Dataset entries on figures
begin
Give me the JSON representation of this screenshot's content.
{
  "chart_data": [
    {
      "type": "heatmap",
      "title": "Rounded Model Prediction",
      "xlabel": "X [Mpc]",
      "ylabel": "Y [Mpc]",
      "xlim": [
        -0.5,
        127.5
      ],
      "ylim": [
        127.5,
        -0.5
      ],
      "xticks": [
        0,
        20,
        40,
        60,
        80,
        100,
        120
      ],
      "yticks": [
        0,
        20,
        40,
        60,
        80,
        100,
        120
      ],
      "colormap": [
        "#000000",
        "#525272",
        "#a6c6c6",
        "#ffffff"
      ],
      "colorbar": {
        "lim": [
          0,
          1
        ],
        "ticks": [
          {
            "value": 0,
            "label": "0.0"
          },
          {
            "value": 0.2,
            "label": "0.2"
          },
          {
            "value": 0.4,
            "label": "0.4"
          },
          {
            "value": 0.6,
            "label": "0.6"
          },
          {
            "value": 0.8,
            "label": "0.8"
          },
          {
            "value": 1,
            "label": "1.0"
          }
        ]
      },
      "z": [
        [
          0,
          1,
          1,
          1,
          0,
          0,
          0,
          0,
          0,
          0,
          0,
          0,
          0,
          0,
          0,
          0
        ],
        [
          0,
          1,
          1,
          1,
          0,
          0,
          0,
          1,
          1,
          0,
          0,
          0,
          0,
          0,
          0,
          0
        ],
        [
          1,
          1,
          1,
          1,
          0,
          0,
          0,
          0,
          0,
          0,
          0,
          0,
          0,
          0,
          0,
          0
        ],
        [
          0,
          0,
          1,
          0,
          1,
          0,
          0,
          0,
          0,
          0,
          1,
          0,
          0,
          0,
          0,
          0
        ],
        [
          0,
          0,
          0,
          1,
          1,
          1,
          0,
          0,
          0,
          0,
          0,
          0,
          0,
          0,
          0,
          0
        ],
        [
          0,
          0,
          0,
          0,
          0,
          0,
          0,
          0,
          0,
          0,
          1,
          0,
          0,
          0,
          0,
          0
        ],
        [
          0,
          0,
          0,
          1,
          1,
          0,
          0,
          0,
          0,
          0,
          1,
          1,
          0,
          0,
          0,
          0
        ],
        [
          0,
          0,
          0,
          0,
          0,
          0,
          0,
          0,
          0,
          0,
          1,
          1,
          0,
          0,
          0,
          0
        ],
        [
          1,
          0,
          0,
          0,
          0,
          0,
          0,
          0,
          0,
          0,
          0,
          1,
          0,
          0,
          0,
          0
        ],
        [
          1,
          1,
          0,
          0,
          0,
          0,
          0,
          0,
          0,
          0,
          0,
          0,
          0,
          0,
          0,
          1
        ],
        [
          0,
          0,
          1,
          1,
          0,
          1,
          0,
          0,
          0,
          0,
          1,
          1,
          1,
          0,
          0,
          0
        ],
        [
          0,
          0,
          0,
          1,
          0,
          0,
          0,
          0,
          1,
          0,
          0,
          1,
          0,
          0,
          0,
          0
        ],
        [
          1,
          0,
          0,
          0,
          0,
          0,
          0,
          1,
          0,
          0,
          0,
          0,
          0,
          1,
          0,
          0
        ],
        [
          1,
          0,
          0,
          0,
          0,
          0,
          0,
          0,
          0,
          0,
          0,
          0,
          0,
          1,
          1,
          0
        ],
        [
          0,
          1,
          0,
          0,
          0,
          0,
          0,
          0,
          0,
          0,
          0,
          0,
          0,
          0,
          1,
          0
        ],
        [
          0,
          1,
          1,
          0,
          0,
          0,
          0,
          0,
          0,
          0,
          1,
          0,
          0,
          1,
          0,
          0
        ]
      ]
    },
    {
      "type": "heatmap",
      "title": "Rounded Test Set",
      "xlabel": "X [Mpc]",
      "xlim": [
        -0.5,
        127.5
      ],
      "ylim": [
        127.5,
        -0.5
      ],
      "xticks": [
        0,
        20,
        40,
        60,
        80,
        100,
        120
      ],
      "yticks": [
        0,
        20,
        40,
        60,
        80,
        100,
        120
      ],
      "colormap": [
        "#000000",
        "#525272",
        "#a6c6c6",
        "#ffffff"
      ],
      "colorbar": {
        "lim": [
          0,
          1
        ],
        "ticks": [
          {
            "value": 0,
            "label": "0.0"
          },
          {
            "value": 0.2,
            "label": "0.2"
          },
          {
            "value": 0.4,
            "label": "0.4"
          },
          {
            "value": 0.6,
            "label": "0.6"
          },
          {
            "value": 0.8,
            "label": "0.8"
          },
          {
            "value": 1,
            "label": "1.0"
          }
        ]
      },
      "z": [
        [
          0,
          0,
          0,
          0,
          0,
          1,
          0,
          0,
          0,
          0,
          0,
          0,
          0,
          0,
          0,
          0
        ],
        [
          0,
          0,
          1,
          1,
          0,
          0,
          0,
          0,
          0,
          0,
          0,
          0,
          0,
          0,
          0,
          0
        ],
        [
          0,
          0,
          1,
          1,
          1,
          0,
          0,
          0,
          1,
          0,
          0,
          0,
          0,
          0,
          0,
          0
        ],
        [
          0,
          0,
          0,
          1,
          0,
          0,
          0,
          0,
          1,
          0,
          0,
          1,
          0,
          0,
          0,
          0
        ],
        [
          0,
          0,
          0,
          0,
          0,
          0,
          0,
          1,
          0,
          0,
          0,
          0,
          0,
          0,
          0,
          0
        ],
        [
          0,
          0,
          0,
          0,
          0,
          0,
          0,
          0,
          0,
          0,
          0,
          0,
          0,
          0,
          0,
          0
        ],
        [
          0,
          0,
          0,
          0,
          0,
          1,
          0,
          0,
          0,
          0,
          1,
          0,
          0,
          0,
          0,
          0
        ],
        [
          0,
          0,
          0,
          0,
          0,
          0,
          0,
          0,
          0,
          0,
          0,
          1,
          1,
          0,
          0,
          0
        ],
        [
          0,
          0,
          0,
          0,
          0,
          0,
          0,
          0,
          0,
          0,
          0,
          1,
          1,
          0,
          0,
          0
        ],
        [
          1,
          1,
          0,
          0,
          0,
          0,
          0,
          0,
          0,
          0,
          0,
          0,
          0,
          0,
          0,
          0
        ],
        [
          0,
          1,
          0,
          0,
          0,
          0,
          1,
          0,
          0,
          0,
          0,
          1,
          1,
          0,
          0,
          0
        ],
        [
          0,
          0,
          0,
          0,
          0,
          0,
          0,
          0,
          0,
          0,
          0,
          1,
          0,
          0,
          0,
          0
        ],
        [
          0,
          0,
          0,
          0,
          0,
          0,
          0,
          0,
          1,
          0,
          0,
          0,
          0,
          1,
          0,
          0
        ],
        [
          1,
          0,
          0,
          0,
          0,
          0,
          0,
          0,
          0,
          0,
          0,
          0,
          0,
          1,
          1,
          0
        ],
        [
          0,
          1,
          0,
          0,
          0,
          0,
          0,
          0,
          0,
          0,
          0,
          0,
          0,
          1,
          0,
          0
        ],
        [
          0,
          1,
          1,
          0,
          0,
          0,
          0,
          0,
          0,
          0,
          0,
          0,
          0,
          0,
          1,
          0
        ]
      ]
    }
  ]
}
end
● Task to complete
Write the complete data out, exactly as above.

● The answer
Give me the JSON representation of this screenshot's content.
{
  "chart_data": [
    {
      "type": "heatmap",
      "title": "Rounded Model Prediction",
      "xlabel": "X [Mpc]",
      "ylabel": "Y [Mpc]",
      "xlim": [
        -0.5,
        127.5
      ],
      "ylim": [
        127.5,
        -0.5
      ],
      "xticks": [
        0,
        20,
        40,
        60,
        80,
        100,
        120
      ],
      "yticks": [
        0,
        20,
        40,
        60,
        80,
        100,
        120
      ],
      "colormap": [
        "#000000",
        "#525272",
        "#a6c6c6",
        "#ffffff"
      ],
      "colorbar": {
        "lim": [
          0,
          1
        ],
        "ticks": [
          {
            "value": 0,
            "label": "0.0"
          },
          {
            "value": 0.2,
            "label": "0.2"
          },
          {
            "value": 0.4,
            "label": "0.4"
          },
          {
            "value": 0.6,
            "label": "0.6"
          },
          {
            "value": 0.8,
            "label": "0.8"
          },
          {
            "value": 1,
            "label": "1.0"
          }
        ]
      },
      "z": [
        [
          0,
          1,
          1,
          1,
          0,
          0,
          0,
          0,
          0,
          0,
          0,
          0,
          0,
          0,
          0,
          0
        ],
        [
          0,
          1,
          1,
          1,
          0,
          0,
          0,
          1,
          1,
          0,
          0,
          0,
          0,
          0,
          0,
          0
        ],
        [
          1,
          1,
          1,
          1,
          0,
          0,
          0,
          0,
          0,
          0,
          0,
          0,
          0,
          0,
          0,
          0
        ],
        [
          0,
          0,
          1,
          0,
          1,
          0,
          0,
          0,
          0,
          0,
          1,
          0,
          0,
          0,
          0,
          0
        ],
        [
          0,
          0,
          0,
          1,
          1,
          1,
          0,
          0,
          0,
          0,
          0,
          0,
          0,
          0,
          0,
          0
        ],
        [
          0,
          0,
          0,
          0,
          0,
          0,
          0,
          0,
          0,
          0,
          1,
          0,
          0,
          0,
          0,
          0
        ],
        [
          0,
          0,
          0,
          1,
          1,
          0,
          0,
          0,
          0,
          0,
          1,
          1,
          0,
          0,
          0,
          0
        ],
        [
          0,
          0,
          0,
          0,
          0,
          0,
          0,
          0,
          0,
          0,
          1,
          1,
          0,
          0,
          0,
          0
        ],
        [
          1,
          0,
          0,
          0,
          0,
          0,
          0,
          0,
          0,
          0,
          0,
          1,
          0,
          0,
          0,
          0
        ],
        [
          1,
          1,
          0,
          0,
          0,
          0,
          0,
          0,
          0,
          0,
          0,
          0,
          0,
          0,
          0,
          1
        ],
        [
          0,
          0,
          1,
          1,
          0,
          1,
          0,
          0,
          0,
          0,
          1,
          1,
          1,
          0,
          0,
          0
        ],
        [
          0,
          0,
          0,
          1,
          0,
          0,
          0,
          0,
          1,
          0,
          0,
          1,
          0,
          0,
          0,
          0
        ],
        [
          1,
          0,
          0,
          0,
          0,
          0,
          0,
          1,
          0,
          0,
          0,
          0,
          0,
          1,
          0,
          0
        ],
        [
          1,
          0,
          0,
          0,
          0,
          0,
          0,
          0,
          0,
          0,
          0,
          0,
          0,
          1,
          1,
          0
        ],
        [
          0,
          1,
          0,
          0,
          0,
          0,
          0,
          0,
          0,
          0,
          0,
          0,
          0,
          0,
          1,
          0
        ],
        [
          0,
          1,
          1,
          0,
          0,
          0,
          0,
          0,
          0,
          0,
          1,
          0,
          0,
          1,
          0,
          0
        ]
      ]
    },
    {
      "type": "heatmap",
      "title": "Rounded Test Set",
      "xlabel": "X [Mpc]",
      "xlim": [
        -0.5,
        127.5
      ],
      "ylim": [
        127.5,
        -0.5
      ],
      "xticks": [
        0,
        20,
        40,
        60,
        80,
        100,
        120
      ],
      "yticks": [
        0,
        20,
        40,
        60,
        80,
        100,
        120
      ],
      "colormap": [
        "#000000",
        "#525272",
        "#a6c6c6",
        "#ffffff"
      ],
      "colorbar": {
        "lim": [
          0,
          1
        ],
        "ticks": [
          {
            "value": 0,
            "label": "0.0"
          },
          {
            "value": 0.2,
            "label": "0.2"
          },
          {
            "value": 0.4,
            "label": "0.4"
          },
          {
            "value": 0.6,
            "label": "0.6"
          },
          {
            "value": 0.8,
            "label": "0.8"
          },
          {
            "value": 1,
            "label": "1.0"
          }
        ]
      },
      "z": [
        [
          0,
          0,
          0,
          0,
          0,
          1,
          0,
          0,
          0,
          0,
          0,
          0,
          0,
          0,
          0,
          0
        ],
        [
          0,
          0,
          1,
          1,
          0,
          0,
          0,
          0,
          0,
          0,
          0,
          0,
          0,
          0,
          0,
          0
        ],
        [
          0,
          0,
          1,
          1,
          1,
          0,
          0,
          0,
          1,
          0,
          0,
          0,
          0,
          0,
          0,
          0
        ],
        [
          0,
          0,
          0,
          1,
          0,
          0,
          0,
          0,
          1,
          0,
          0,
          1,
          0,
          0,
          0,
          0
        ],
        [
          0,
          0,
          0,
          0,
          0,
          0,
          0,
          1,
          0,
          0,
          0,
          0,
          0,
          0,
          0,
          0
        ],
        [
          0,
          0,
          0,
          0,
          0,
          0,
          0,
          0,
          0,
          0,
          0,
          0,
          0,
          0,
          0,
          0
        ],
        [
          0,
          0,
          0,
          0,
          0,
          1,
          0,
          0,
          0,
          0,
          1,
          0,
          0,
          0,
          0,
          0
        ],
        [
          0,
          0,
          0,
          0,
          0,
          0,
          0,
          0,
          0,
          0,
          0,
          1,
          1,
          0,
          0,
          0
        ],
        [
          0,
          0,
          0,
          0,
          0,
          0,
          0,
          0,
          0,
          0,
          0,
          1,
          1,
          0,
          0,
          0
        ],
        [
          1,
          1,
          0,
          0,
          0,
          0,
          0,
          0,
          0,
          0,
          0,
          0,
          0,
          0,
          0,
          0
        ],
        [
          0,
          1,
          0,
          0,
          0,
          0,
          1,
          0,
          0,
          0,
          0,
          1,
          1,
          0,
          0,
          0
        ],
        [
          0,
          0,
          0,
          0,
          0,
          0,
          0,
          0,
          0,
          0,
          0,
          1,
          0,
          0,
          0,
          0
        ],
        [
          0,
          0,
          0,
          0,
          0,
          0,
          0,
          0,
          1,
          0,
          0,
          0,
          0,
          1,
          0,
          0
        ],
        [
          1,
          0,
          0,
          0,
          0,
          0,
          0,
          0,
          0,
          0,
          0,
          0,
          0,
          1,
          1,
          0
        ],
        [
          0,
          1,
          0,
          0,
          0,
          0,
          0,
          0,
          0,
          0,
          0,
          0,
          0,
          1,
          0,
          0
        ],
        [
          0,
          1,
          1,
          0,
          0,
          0,
          0,
          0,
          0,
          0,
          0,
          0,
          0,
          0,
          1,
          0
        ]
      ]
    }
  ]
}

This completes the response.